The exercise asks you to copy every line below in which "face" appears.
********
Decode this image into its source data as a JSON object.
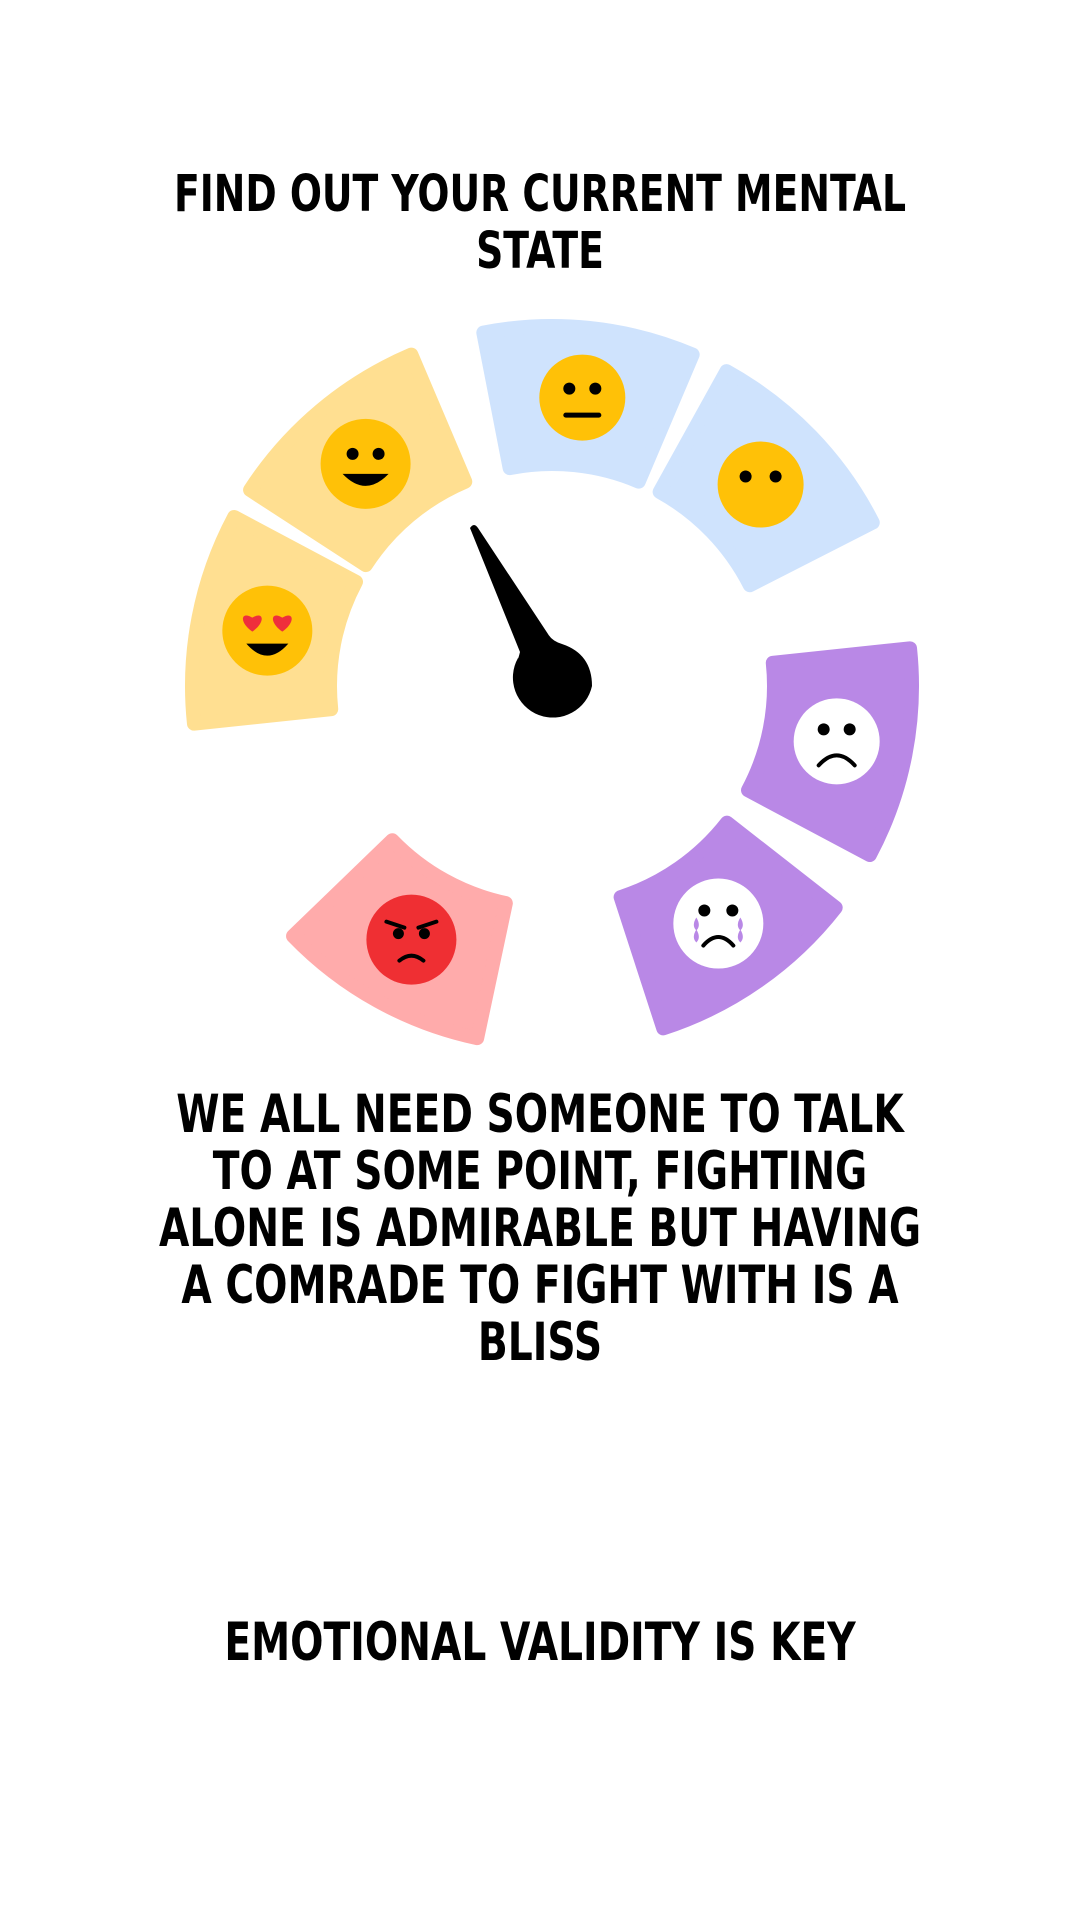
{
  "title": {
    "lines": [
      "FIND OUT YOUR CURRENT MENTAL",
      "STATE"
    ]
  },
  "mood_wheel": {
    "segments": [
      {
        "emoji": "heart-eyes-face-icon",
        "color": "#ffdf91"
      },
      {
        "emoji": "grinning-face-icon",
        "color": "#ffdf91"
      },
      {
        "emoji": "neutral-face-icon",
        "color": "#cfe3fd"
      },
      {
        "emoji": "no-mouth-face-icon",
        "color": "#cfe3fd"
      },
      {
        "emoji": "frowning-face-icon",
        "color": "#b988e6"
      },
      {
        "emoji": "crying-face-icon",
        "color": "#b988e6"
      },
      {
        "emoji": "angry-face-icon",
        "color": "#ffabab"
      }
    ],
    "pointer_target": "grinning-face-icon"
  },
  "message": {
    "lines": [
      "WE ALL NEED SOMEONE TO TALK",
      "TO AT SOME POINT, FIGHTING",
      "ALONE IS ADMIRABLE BUT HAVING",
      "A COMRADE TO FIGHT WITH IS A",
      "BLISS"
    ]
  },
  "tagline": "EMOTIONAL VALIDITY IS KEY"
}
********
Solved exercise:
        "emoji": "heart-eyes-face-icon",
        "emoji": "grinning-face-icon",
        "emoji": "neutral-face-icon",
        "emoji": "no-mouth-face-icon",
        "emoji": "frowning-face-icon",
        "emoji": "crying-face-icon",
        "emoji": "angry-face-icon",
    "pointer_target": "grinning-face-icon"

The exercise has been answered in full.